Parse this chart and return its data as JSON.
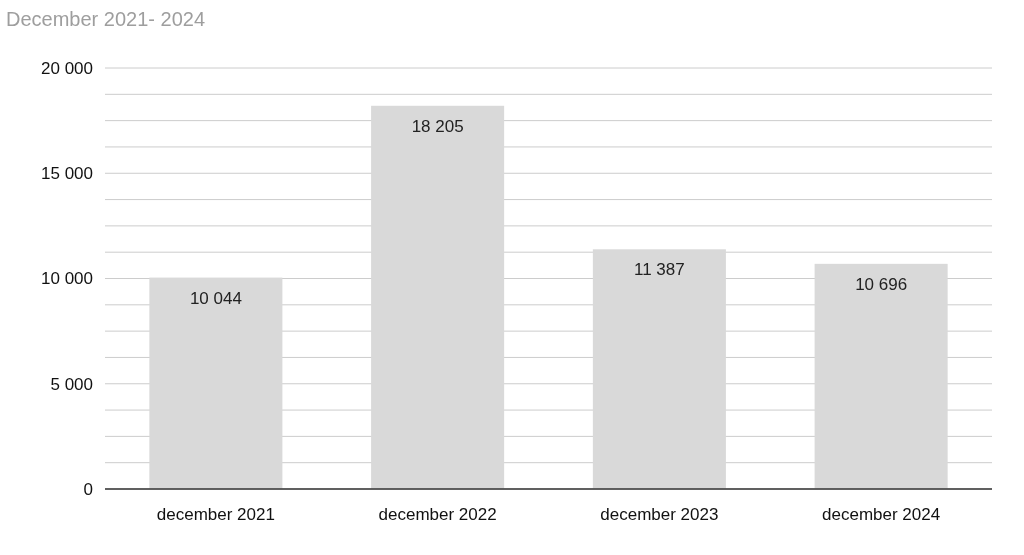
{
  "chart_data": {
    "type": "bar",
    "title": "December 2021- 2024",
    "categories": [
      "december 2021",
      "december 2022",
      "december 2023",
      "december 2024"
    ],
    "values": [
      10044,
      18205,
      11387,
      10696
    ],
    "color": "#d9d9d9",
    "value_labels": [
      "10 044",
      "18 205",
      "11 387",
      "10 696"
    ],
    "ylim": [
      0,
      20000
    ],
    "yticks": [
      {
        "value": 0,
        "label": "0"
      },
      {
        "value": 1250,
        "label": null
      },
      {
        "value": 2500,
        "label": null
      },
      {
        "value": 3750,
        "label": null
      },
      {
        "value": 5000,
        "label": "5 000"
      },
      {
        "value": 6250,
        "label": null
      },
      {
        "value": 7500,
        "label": null
      },
      {
        "value": 8750,
        "label": null
      },
      {
        "value": 10000,
        "label": "10 000"
      },
      {
        "value": 11250,
        "label": null
      },
      {
        "value": 12500,
        "label": null
      },
      {
        "value": 13750,
        "label": null
      },
      {
        "value": 15000,
        "label": "15 000"
      },
      {
        "value": 16250,
        "label": null
      },
      {
        "value": 17500,
        "label": null
      },
      {
        "value": 18750,
        "label": null
      },
      {
        "value": 20000,
        "label": "20 000"
      }
    ],
    "grid": "y"
  }
}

***

What you need to do ▸
Return each line of the data, keeping its wording exact and omitting pictures.

Final result ▸
Parse this chart and return its data as JSON.
{
  "chart_data": {
    "type": "bar",
    "title": "December 2021- 2024",
    "categories": [
      "december 2021",
      "december 2022",
      "december 2023",
      "december 2024"
    ],
    "values": [
      10044,
      18205,
      11387,
      10696
    ],
    "color": "#d9d9d9",
    "value_labels": [
      "10 044",
      "18 205",
      "11 387",
      "10 696"
    ],
    "ylim": [
      0,
      20000
    ],
    "yticks": [
      {
        "value": 0,
        "label": "0"
      },
      {
        "value": 1250,
        "label": null
      },
      {
        "value": 2500,
        "label": null
      },
      {
        "value": 3750,
        "label": null
      },
      {
        "value": 5000,
        "label": "5 000"
      },
      {
        "value": 6250,
        "label": null
      },
      {
        "value": 7500,
        "label": null
      },
      {
        "value": 8750,
        "label": null
      },
      {
        "value": 10000,
        "label": "10 000"
      },
      {
        "value": 11250,
        "label": null
      },
      {
        "value": 12500,
        "label": null
      },
      {
        "value": 13750,
        "label": null
      },
      {
        "value": 15000,
        "label": "15 000"
      },
      {
        "value": 16250,
        "label": null
      },
      {
        "value": 17500,
        "label": null
      },
      {
        "value": 18750,
        "label": null
      },
      {
        "value": 20000,
        "label": "20 000"
      }
    ],
    "grid": "y"
  }
}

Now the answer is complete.